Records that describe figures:

+-------+

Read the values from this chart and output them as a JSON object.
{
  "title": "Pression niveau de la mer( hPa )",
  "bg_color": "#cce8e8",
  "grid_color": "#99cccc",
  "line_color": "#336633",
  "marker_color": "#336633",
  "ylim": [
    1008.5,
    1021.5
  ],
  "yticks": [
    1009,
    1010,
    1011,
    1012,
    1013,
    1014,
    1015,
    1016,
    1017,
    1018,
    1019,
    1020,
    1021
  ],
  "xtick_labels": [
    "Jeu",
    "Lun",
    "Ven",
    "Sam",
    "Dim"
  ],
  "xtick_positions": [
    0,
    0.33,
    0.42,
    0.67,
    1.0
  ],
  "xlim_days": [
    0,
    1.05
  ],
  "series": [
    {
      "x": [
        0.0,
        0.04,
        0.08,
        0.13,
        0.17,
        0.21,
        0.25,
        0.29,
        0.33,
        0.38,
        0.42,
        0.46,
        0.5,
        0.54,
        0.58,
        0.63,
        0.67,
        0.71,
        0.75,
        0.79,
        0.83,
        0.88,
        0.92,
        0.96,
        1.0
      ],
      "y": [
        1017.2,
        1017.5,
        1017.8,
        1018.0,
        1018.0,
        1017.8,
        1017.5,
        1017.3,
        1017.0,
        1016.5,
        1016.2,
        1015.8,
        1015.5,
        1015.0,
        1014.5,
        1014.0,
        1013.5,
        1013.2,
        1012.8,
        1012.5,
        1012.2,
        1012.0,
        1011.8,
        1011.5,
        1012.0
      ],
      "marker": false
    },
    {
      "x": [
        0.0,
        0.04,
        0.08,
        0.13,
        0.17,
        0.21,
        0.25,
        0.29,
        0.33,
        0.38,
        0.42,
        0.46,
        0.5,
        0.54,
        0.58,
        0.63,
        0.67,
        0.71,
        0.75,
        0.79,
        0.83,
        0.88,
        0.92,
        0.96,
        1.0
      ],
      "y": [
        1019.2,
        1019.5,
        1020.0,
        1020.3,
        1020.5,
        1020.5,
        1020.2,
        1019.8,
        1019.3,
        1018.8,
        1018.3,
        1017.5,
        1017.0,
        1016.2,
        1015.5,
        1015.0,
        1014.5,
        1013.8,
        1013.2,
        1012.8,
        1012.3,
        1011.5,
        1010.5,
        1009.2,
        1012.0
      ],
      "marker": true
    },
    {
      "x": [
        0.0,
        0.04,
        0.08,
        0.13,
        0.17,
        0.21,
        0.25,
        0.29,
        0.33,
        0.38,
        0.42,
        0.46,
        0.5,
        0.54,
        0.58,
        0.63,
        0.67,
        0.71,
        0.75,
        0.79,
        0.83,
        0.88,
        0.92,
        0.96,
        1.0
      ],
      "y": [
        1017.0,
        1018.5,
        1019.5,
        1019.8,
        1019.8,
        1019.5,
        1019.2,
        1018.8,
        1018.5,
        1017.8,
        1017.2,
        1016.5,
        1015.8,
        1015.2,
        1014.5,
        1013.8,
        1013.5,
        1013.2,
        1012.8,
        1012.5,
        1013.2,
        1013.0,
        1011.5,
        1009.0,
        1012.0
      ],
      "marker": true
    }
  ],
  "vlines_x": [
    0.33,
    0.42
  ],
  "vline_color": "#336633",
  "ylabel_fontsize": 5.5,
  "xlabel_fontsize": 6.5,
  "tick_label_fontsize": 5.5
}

+-------+

Given exercise:
Would you copy out each line exactly as written?

Solution for this task:
Read the values from this chart and output them as a JSON object.
{
  "title": "Pression niveau de la mer( hPa )",
  "bg_color": "#cce8e8",
  "grid_color": "#99cccc",
  "line_color": "#336633",
  "marker_color": "#336633",
  "ylim": [
    1008.5,
    1021.5
  ],
  "yticks": [
    1009,
    1010,
    1011,
    1012,
    1013,
    1014,
    1015,
    1016,
    1017,
    1018,
    1019,
    1020,
    1021
  ],
  "xtick_labels": [
    "Jeu",
    "Lun",
    "Ven",
    "Sam",
    "Dim"
  ],
  "xtick_positions": [
    0,
    0.33,
    0.42,
    0.67,
    1.0
  ],
  "xlim_days": [
    0,
    1.05
  ],
  "series": [
    {
      "x": [
        0.0,
        0.04,
        0.08,
        0.13,
        0.17,
        0.21,
        0.25,
        0.29,
        0.33,
        0.38,
        0.42,
        0.46,
        0.5,
        0.54,
        0.58,
        0.63,
        0.67,
        0.71,
        0.75,
        0.79,
        0.83,
        0.88,
        0.92,
        0.96,
        1.0
      ],
      "y": [
        1017.2,
        1017.5,
        1017.8,
        1018.0,
        1018.0,
        1017.8,
        1017.5,
        1017.3,
        1017.0,
        1016.5,
        1016.2,
        1015.8,
        1015.5,
        1015.0,
        1014.5,
        1014.0,
        1013.5,
        1013.2,
        1012.8,
        1012.5,
        1012.2,
        1012.0,
        1011.8,
        1011.5,
        1012.0
      ],
      "marker": false
    },
    {
      "x": [
        0.0,
        0.04,
        0.08,
        0.13,
        0.17,
        0.21,
        0.25,
        0.29,
        0.33,
        0.38,
        0.42,
        0.46,
        0.5,
        0.54,
        0.58,
        0.63,
        0.67,
        0.71,
        0.75,
        0.79,
        0.83,
        0.88,
        0.92,
        0.96,
        1.0
      ],
      "y": [
        1019.2,
        1019.5,
        1020.0,
        1020.3,
        1020.5,
        1020.5,
        1020.2,
        1019.8,
        1019.3,
        1018.8,
        1018.3,
        1017.5,
        1017.0,
        1016.2,
        1015.5,
        1015.0,
        1014.5,
        1013.8,
        1013.2,
        1012.8,
        1012.3,
        1011.5,
        1010.5,
        1009.2,
        1012.0
      ],
      "marker": true
    },
    {
      "x": [
        0.0,
        0.04,
        0.08,
        0.13,
        0.17,
        0.21,
        0.25,
        0.29,
        0.33,
        0.38,
        0.42,
        0.46,
        0.5,
        0.54,
        0.58,
        0.63,
        0.67,
        0.71,
        0.75,
        0.79,
        0.83,
        0.88,
        0.92,
        0.96,
        1.0
      ],
      "y": [
        1017.0,
        1018.5,
        1019.5,
        1019.8,
        1019.8,
        1019.5,
        1019.2,
        1018.8,
        1018.5,
        1017.8,
        1017.2,
        1016.5,
        1015.8,
        1015.2,
        1014.5,
        1013.8,
        1013.5,
        1013.2,
        1012.8,
        1012.5,
        1013.2,
        1013.0,
        1011.5,
        1009.0,
        1012.0
      ],
      "marker": true
    }
  ],
  "vlines_x": [
    0.33,
    0.42
  ],
  "vline_color": "#336633",
  "ylabel_fontsize": 5.5,
  "xlabel_fontsize": 6.5,
  "tick_label_fontsize": 5.5
}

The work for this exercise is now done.